__Exercise__
Copy each line in the data that includes the word "text".

__Materials provided__
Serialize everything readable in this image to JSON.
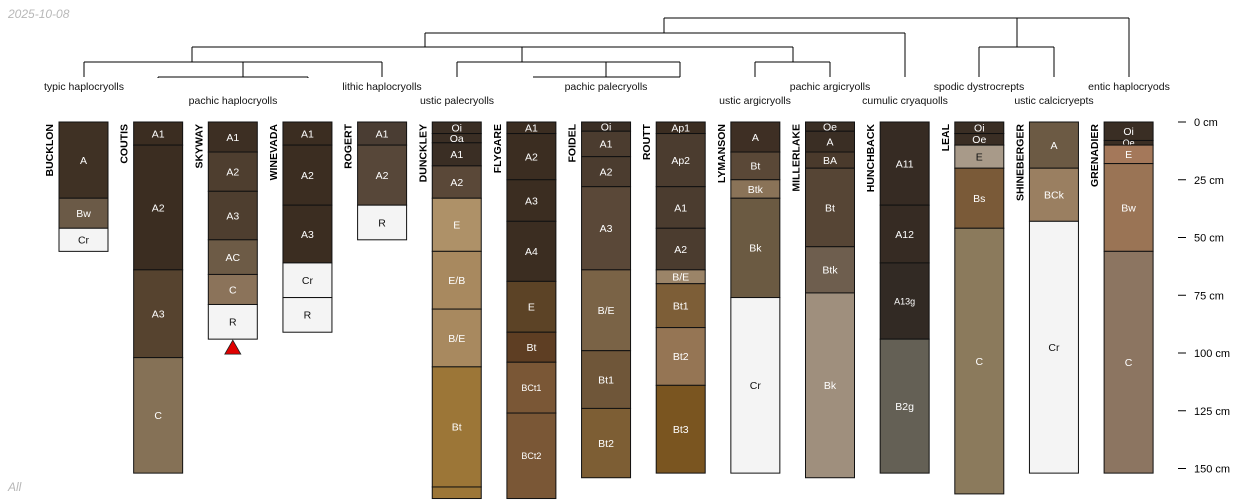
{
  "date_stamp": "2025-10-08",
  "footer_label": "All",
  "depth_axis": {
    "unit": "cm",
    "max": 163,
    "ticks": [
      {
        "value": 0,
        "label": "0 cm"
      },
      {
        "value": 25,
        "label": "25 cm"
      },
      {
        "value": 50,
        "label": "50 cm"
      },
      {
        "value": 75,
        "label": "75 cm"
      },
      {
        "value": 100,
        "label": "100 cm"
      },
      {
        "value": 125,
        "label": "125 cm"
      },
      {
        "value": 150,
        "label": "150 cm"
      }
    ]
  },
  "taxon_labels": [
    {
      "text": "typic haplocryolls",
      "tier": "upper"
    },
    {
      "text": "pachic haplocryolls",
      "tier": "lower"
    },
    {
      "text": "lithic haplocryolls",
      "tier": "upper"
    },
    {
      "text": "ustic palecryolls",
      "tier": "lower"
    },
    {
      "text": "pachic palecryolls",
      "tier": "upper"
    },
    {
      "text": "ustic argicryolls",
      "tier": "lower"
    },
    {
      "text": "pachic argicryolls",
      "tier": "upper"
    },
    {
      "text": "cumulic cryaquolls",
      "tier": "lower"
    },
    {
      "text": "spodic dystrocrepts",
      "tier": "upper"
    },
    {
      "text": "ustic calcicryepts",
      "tier": "lower"
    },
    {
      "text": "entic haplocryods",
      "tier": "upper"
    }
  ],
  "profiles": [
    {
      "name": "BUCKLON",
      "marker": false,
      "horizons": [
        {
          "name": "A",
          "top": 0,
          "bottom": 33,
          "color": "#3f3124"
        },
        {
          "name": "Bw",
          "top": 33,
          "bottom": 46,
          "color": "#6b5a47"
        },
        {
          "name": "Cr",
          "top": 46,
          "bottom": 56,
          "color": "#f4f4f4"
        }
      ]
    },
    {
      "name": "COUTIS",
      "marker": false,
      "horizons": [
        {
          "name": "A1",
          "top": 0,
          "bottom": 10,
          "color": "#3b2d21"
        },
        {
          "name": "A2",
          "top": 10,
          "bottom": 64,
          "color": "#3b2d21"
        },
        {
          "name": "A3",
          "top": 64,
          "bottom": 102,
          "color": "#56432f"
        },
        {
          "name": "C",
          "top": 102,
          "bottom": 152,
          "color": "#857156"
        }
      ]
    },
    {
      "name": "SKYWAY",
      "marker": true,
      "horizons": [
        {
          "name": "A1",
          "top": 0,
          "bottom": 13,
          "color": "#3d2f23"
        },
        {
          "name": "A2",
          "top": 13,
          "bottom": 30,
          "color": "#4e3e2f"
        },
        {
          "name": "A3",
          "top": 30,
          "bottom": 51,
          "color": "#4e3e2f"
        },
        {
          "name": "AC",
          "top": 51,
          "bottom": 66,
          "color": "#6d5b46"
        },
        {
          "name": "C",
          "top": 66,
          "bottom": 79,
          "color": "#8b735a"
        },
        {
          "name": "R",
          "top": 79,
          "bottom": 94,
          "color": "#f4f4f4"
        }
      ]
    },
    {
      "name": "WINEVADA",
      "marker": false,
      "horizons": [
        {
          "name": "A1",
          "top": 0,
          "bottom": 10,
          "color": "#3b2d21"
        },
        {
          "name": "A2",
          "top": 10,
          "bottom": 36,
          "color": "#3b2d21"
        },
        {
          "name": "A3",
          "top": 36,
          "bottom": 61,
          "color": "#3b2d21"
        },
        {
          "name": "Cr",
          "top": 61,
          "bottom": 76,
          "color": "#f4f4f4"
        },
        {
          "name": "R",
          "top": 76,
          "bottom": 91,
          "color": "#f4f4f4"
        }
      ]
    },
    {
      "name": "ROGERT",
      "marker": false,
      "horizons": [
        {
          "name": "A1",
          "top": 0,
          "bottom": 10,
          "color": "#4a3d33"
        },
        {
          "name": "A2",
          "top": 10,
          "bottom": 36,
          "color": "#574739"
        },
        {
          "name": "R",
          "top": 36,
          "bottom": 51,
          "color": "#f4f4f4"
        }
      ]
    },
    {
      "name": "DUNCKLEY",
      "marker": false,
      "horizons": [
        {
          "name": "Oi",
          "top": 0,
          "bottom": 5,
          "color": "#3a2e24"
        },
        {
          "name": "Oa",
          "top": 5,
          "bottom": 9,
          "color": "#3a2e24"
        },
        {
          "name": "A1",
          "top": 9,
          "bottom": 19,
          "color": "#3a2e24"
        },
        {
          "name": "A2",
          "top": 19,
          "bottom": 33,
          "color": "#5a4838"
        },
        {
          "name": "E",
          "top": 33,
          "bottom": 56,
          "color": "#ae9168"
        },
        {
          "name": "E/B",
          "top": 56,
          "bottom": 81,
          "color": "#a8895f"
        },
        {
          "name": "B/E",
          "top": 81,
          "bottom": 106,
          "color": "#a8895f"
        },
        {
          "name": "Bt",
          "top": 106,
          "bottom": 158,
          "color": "#9c7637"
        },
        {
          "name": "",
          "top": 158,
          "bottom": 163,
          "color": "#9c7637"
        }
      ]
    },
    {
      "name": "FLYGARE",
      "marker": false,
      "horizons": [
        {
          "name": "A1",
          "top": 0,
          "bottom": 5,
          "color": "#3b2d21"
        },
        {
          "name": "A2",
          "top": 5,
          "bottom": 25,
          "color": "#3b2d21"
        },
        {
          "name": "A3",
          "top": 25,
          "bottom": 43,
          "color": "#3b2d21"
        },
        {
          "name": "A4",
          "top": 43,
          "bottom": 69,
          "color": "#3b2d21"
        },
        {
          "name": "E",
          "top": 69,
          "bottom": 91,
          "color": "#5c4326"
        },
        {
          "name": "Bt",
          "top": 91,
          "bottom": 104,
          "color": "#5e3e23"
        },
        {
          "name": "BCt1",
          "top": 104,
          "bottom": 126,
          "color": "#7a5736"
        },
        {
          "name": "BCt2",
          "top": 126,
          "bottom": 163,
          "color": "#7a5736"
        }
      ]
    },
    {
      "name": "FOIDEL",
      "marker": false,
      "horizons": [
        {
          "name": "Oi",
          "top": 0,
          "bottom": 4,
          "color": "#3a2e24"
        },
        {
          "name": "A1",
          "top": 4,
          "bottom": 15,
          "color": "#4b3c2f"
        },
        {
          "name": "A2",
          "top": 15,
          "bottom": 28,
          "color": "#4b3c2f"
        },
        {
          "name": "A3",
          "top": 28,
          "bottom": 64,
          "color": "#5a4838"
        },
        {
          "name": "B/E",
          "top": 64,
          "bottom": 99,
          "color": "#7a6346"
        },
        {
          "name": "Bt1",
          "top": 99,
          "bottom": 124,
          "color": "#6f5639"
        },
        {
          "name": "Bt2",
          "top": 124,
          "bottom": 154,
          "color": "#7d5e34"
        }
      ]
    },
    {
      "name": "ROUTT",
      "marker": false,
      "horizons": [
        {
          "name": "Ap1",
          "top": 0,
          "bottom": 5,
          "color": "#3b2d21"
        },
        {
          "name": "Ap2",
          "top": 5,
          "bottom": 28,
          "color": "#4b3c2f"
        },
        {
          "name": "A1",
          "top": 28,
          "bottom": 46,
          "color": "#4b3c2f"
        },
        {
          "name": "A2",
          "top": 46,
          "bottom": 64,
          "color": "#4b3c2f"
        },
        {
          "name": "B/E",
          "top": 64,
          "bottom": 70,
          "color": "#9b8468"
        },
        {
          "name": "Bt1",
          "top": 70,
          "bottom": 89,
          "color": "#7d5e37"
        },
        {
          "name": "Bt2",
          "top": 89,
          "bottom": 114,
          "color": "#957554"
        },
        {
          "name": "Bt3",
          "top": 114,
          "bottom": 152,
          "color": "#7a5520"
        }
      ]
    },
    {
      "name": "LYMANSON",
      "marker": false,
      "horizons": [
        {
          "name": "A",
          "top": 0,
          "bottom": 13,
          "color": "#3e2f24"
        },
        {
          "name": "Bt",
          "top": 13,
          "bottom": 25,
          "color": "#5a4837"
        },
        {
          "name": "Btk",
          "top": 25,
          "bottom": 33,
          "color": "#8a7358"
        },
        {
          "name": "Bk",
          "top": 33,
          "bottom": 76,
          "color": "#6b5a42"
        },
        {
          "name": "Cr",
          "top": 76,
          "bottom": 152,
          "color": "#f4f4f4"
        }
      ]
    },
    {
      "name": "MILLERLAKE",
      "marker": false,
      "horizons": [
        {
          "name": "Oe",
          "top": 0,
          "bottom": 4,
          "color": "#3a2e24"
        },
        {
          "name": "A",
          "top": 4,
          "bottom": 13,
          "color": "#3a2e24"
        },
        {
          "name": "BA",
          "top": 13,
          "bottom": 20,
          "color": "#4a3a2c"
        },
        {
          "name": "Bt",
          "top": 20,
          "bottom": 54,
          "color": "#564535"
        },
        {
          "name": "Btk",
          "top": 54,
          "bottom": 74,
          "color": "#6e5e4e"
        },
        {
          "name": "Bk",
          "top": 74,
          "bottom": 154,
          "color": "#9f8f7d"
        }
      ]
    },
    {
      "name": "HUNCHBACK",
      "marker": false,
      "horizons": [
        {
          "name": "A11",
          "top": 0,
          "bottom": 36,
          "color": "#362b23"
        },
        {
          "name": "A12",
          "top": 36,
          "bottom": 61,
          "color": "#362b23"
        },
        {
          "name": "A13g",
          "top": 61,
          "bottom": 94,
          "color": "#322a24"
        },
        {
          "name": "B2g",
          "top": 94,
          "bottom": 152,
          "color": "#646055"
        }
      ]
    },
    {
      "name": "LEAL",
      "marker": false,
      "horizons": [
        {
          "name": "Oi",
          "top": 0,
          "bottom": 5,
          "color": "#3a2e24"
        },
        {
          "name": "Oe",
          "top": 5,
          "bottom": 10,
          "color": "#3a2e24"
        },
        {
          "name": "E",
          "top": 10,
          "bottom": 20,
          "color": "#a89a89"
        },
        {
          "name": "Bs",
          "top": 20,
          "bottom": 46,
          "color": "#7a5a38"
        },
        {
          "name": "C",
          "top": 46,
          "bottom": 161,
          "color": "#8b7a5c"
        }
      ]
    },
    {
      "name": "SHINEBERGER",
      "marker": false,
      "horizons": [
        {
          "name": "A",
          "top": 0,
          "bottom": 20,
          "color": "#6c5a44"
        },
        {
          "name": "BCk",
          "top": 20,
          "bottom": 43,
          "color": "#9a7f61"
        },
        {
          "name": "Cr",
          "top": 43,
          "bottom": 152,
          "color": "#f4f4f4"
        }
      ]
    },
    {
      "name": "GRENADIER",
      "marker": false,
      "horizons": [
        {
          "name": "Oi",
          "top": 0,
          "bottom": 8,
          "color": "#3a2e24"
        },
        {
          "name": "Oe",
          "top": 8,
          "bottom": 10,
          "color": "#3a2e24"
        },
        {
          "name": "E",
          "top": 10,
          "bottom": 18,
          "color": "#a4785a"
        },
        {
          "name": "Bw",
          "top": 18,
          "bottom": 56,
          "color": "#9a7455"
        },
        {
          "name": "C",
          "top": 56,
          "bottom": 152,
          "color": "#8c7561"
        }
      ]
    }
  ]
}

__Response__
      "text": "typic haplocryolls",
      "text": "pachic haplocryolls",
      "text": "lithic haplocryolls",
      "text": "ustic palecryolls",
      "text": "pachic palecryolls",
      "text": "ustic argicryolls",
      "text": "pachic argicryolls",
      "text": "cumulic cryaquolls",
      "text": "spodic dystrocrepts",
      "text": "ustic calcicryepts",
      "text": "entic haplocryods",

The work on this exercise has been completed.